DIRECTIONS FOR THIS TASK: Review the listing and copy each line that holds the word "มภาษณ".
#### RECORDS FOR THE TASK ####
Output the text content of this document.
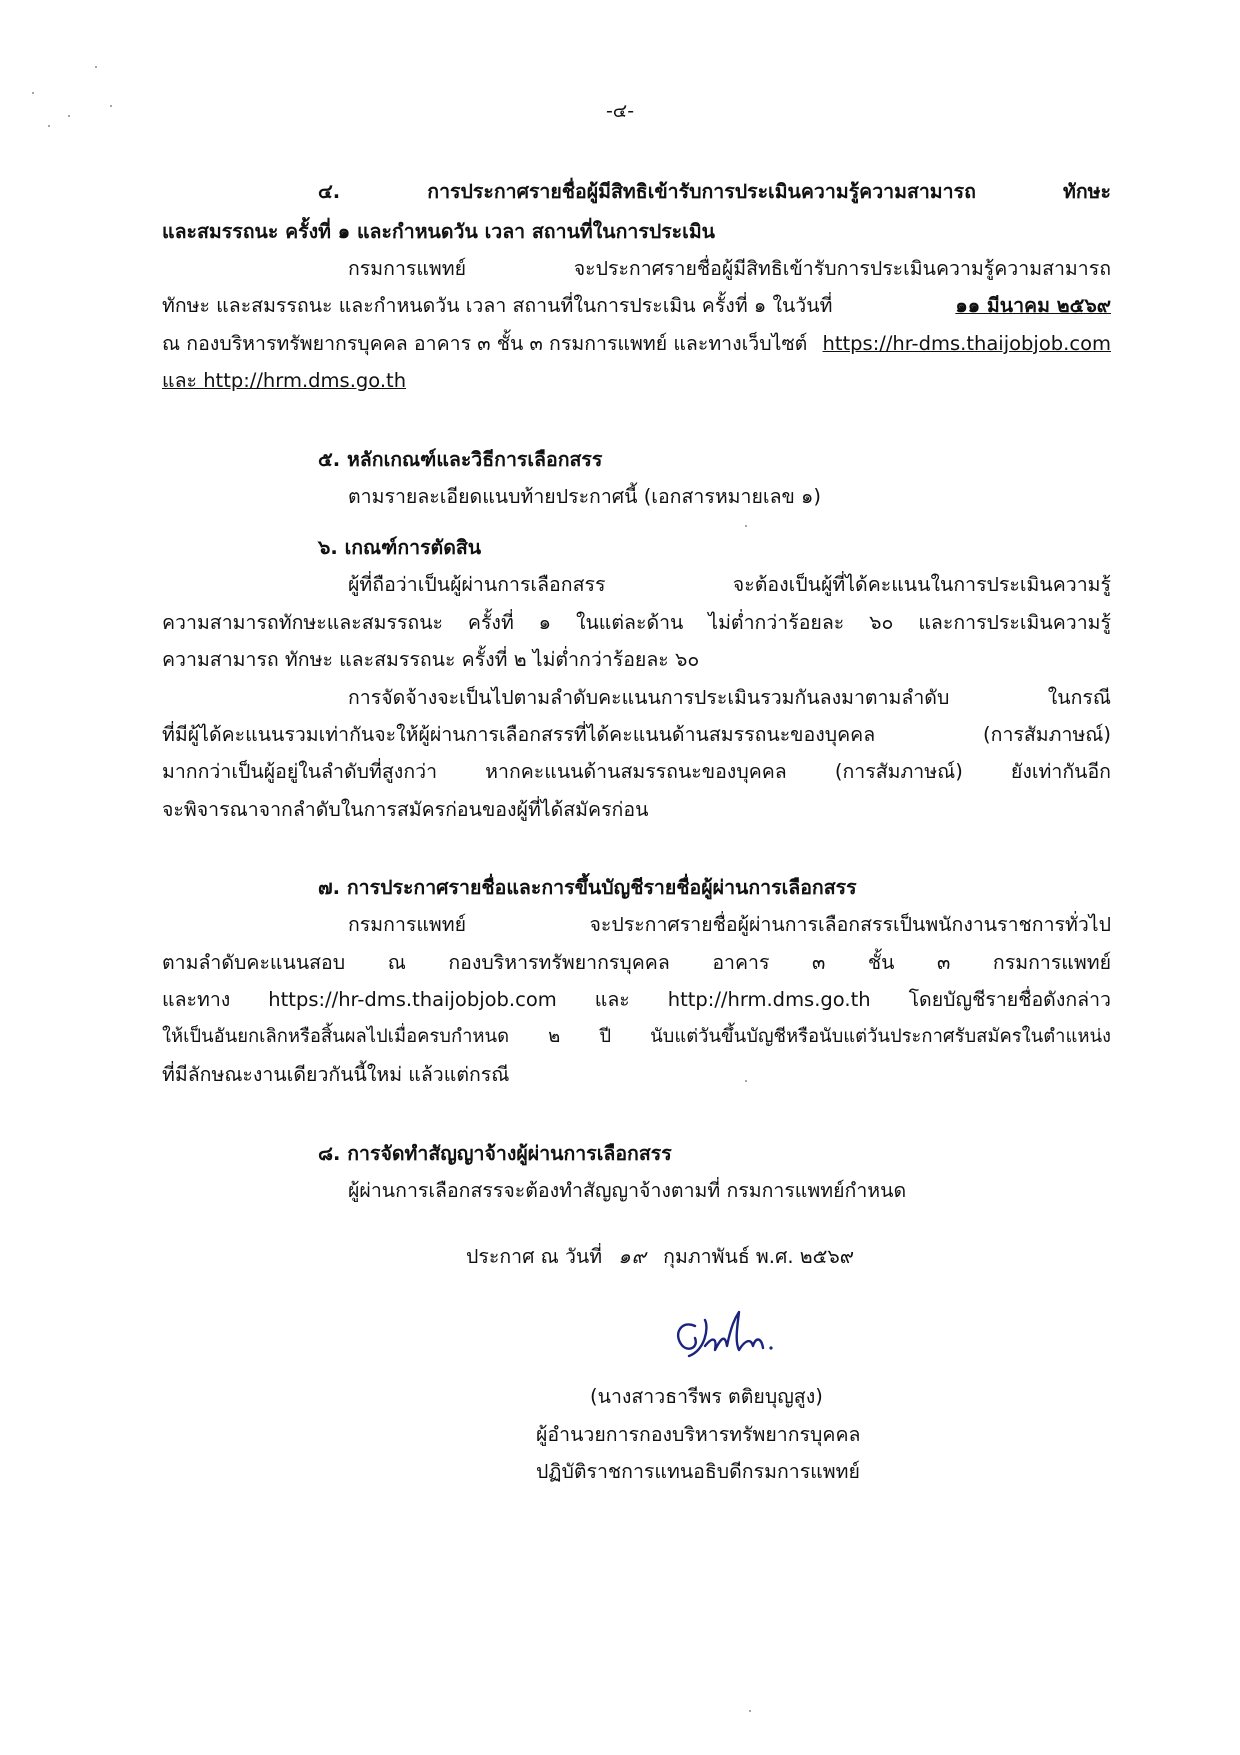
-๔-
๔. การประกาศรายชื่อผู้มีสิทธิเข้ารับการประเมินความรู้ความสามารถ ทักษะ
และสมรรถนะ ครั้งที่ ๑ และกำหนดวัน เวลา สถานที่ในการประเมิน
กรมการแพทย์ จะประกาศรายชื่อผู้มีสิทธิเข้ารับการประเมินความรู้ความสามารถ
ทักษะ และสมรรถนะ และกำหนดวัน เวลา สถานที่ในการประเมิน ครั้งที่ ๑ ในวันที่	๑๑ มีนาคม ๒๕๖๙
ณ กองบริหารทรัพยากรบุคคล อาคาร ๓ ชั้น ๓ กรมการแพทย์ และทางเว็บไซต์ https://hr-dms.thaijobjob.com
และ http://hrm.dms.go.th
๕. หลักเกณฑ์และวิธีการเลือกสรร
ตามรายละเอียดแนบท้ายประกาศนี้ (เอกสารหมายเลข ๑)
๖. เกณฑ์การตัดสิน
ผู้ที่ถือว่าเป็นผู้ผ่านการเลือกสรร จะต้องเป็นผู้ที่ได้คะแนนในการประเมินความรู้
ความสามารถทักษะและสมรรถนะ ครั้งที่ ๑ ในแต่ละด้าน ไม่ต่ำกว่าร้อยละ ๖๐ และการประเมินความรู้
ความสามารถ ทักษะ และสมรรถนะ ครั้งที่ ๒ ไม่ต่ำกว่าร้อยละ ๖๐
การจัดจ้างจะเป็นไปตามลำดับคะแนนการประเมินรวมกันลงมาตามลำดับ ในกรณี
ที่มีผู้ได้คะแนนรวมเท่ากันจะให้ผู้ผ่านการเลือกสรรที่ได้คะแนนด้านสมรรถนะของบุคคล (การสัมภาษณ์)
มากกว่าเป็นผู้อยู่ในลำดับที่สูงกว่า หากคะแนนด้านสมรรถนะของบุคคล (การสัมภาษณ์) ยังเท่ากันอีก
จะพิจารณาจากลำดับในการสมัครก่อนของผู้ที่ได้สมัครก่อน
๗. การประกาศรายชื่อและการขึ้นบัญชีรายชื่อผู้ผ่านการเลือกสรร
กรมการแพทย์ จะประกาศรายชื่อผู้ผ่านการเลือกสรรเป็นพนักงานราชการทั่วไป
ตามลำดับคะแนนสอบ ณ กองบริหารทรัพยากรบุคคล อาคาร ๓ ชั้น ๓ กรมการแพทย์
และทาง https://hr-dms.thaijobjob.com และ http://hrm.dms.go.th โดยบัญชีรายชื่อดังกล่าว
ให้เป็นอันยกเลิกหรือสิ้นผลไปเมื่อครบกำหนด ๒ ปี นับแต่วันขึ้นบัญชีหรือนับแต่วันประกาศรับสมัครในตำแหน่ง
ที่มีลักษณะงานเดียวกันนี้ใหม่ แล้วแต่กรณี
๘. การจัดทำสัญญาจ้างผู้ผ่านการเลือกสรร
ผู้ผ่านการเลือกสรรจะต้องทำสัญญาจ้างตามที่ กรมการแพทย์กำหนด
ประกาศ ณ วันที่ ๑๙ กุมภาพันธ์ พ.ศ. ๒๕๖๙
(นางสาวธารีพร ตติยบุญสูง)
ผู้อำนวยการกองบริหารทรัพยากรบุคคล
ปฏิบัติราชการแทนอธิบดีกรมการแพทย์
####
FULL OUTPUT:
ที่มีผู้ได้คะแนนรวมเท่ากันจะให้ผู้ผ่านการเลือกสรรที่ได้คะแนนด้านสมรรถนะของบุคคล (การสัมภาษณ์)
มากกว่าเป็นผู้อยู่ในลำดับที่สูงกว่า หากคะแนนด้านสมรรถนะของบุคคล (การสัมภาษณ์) ยังเท่ากันอีก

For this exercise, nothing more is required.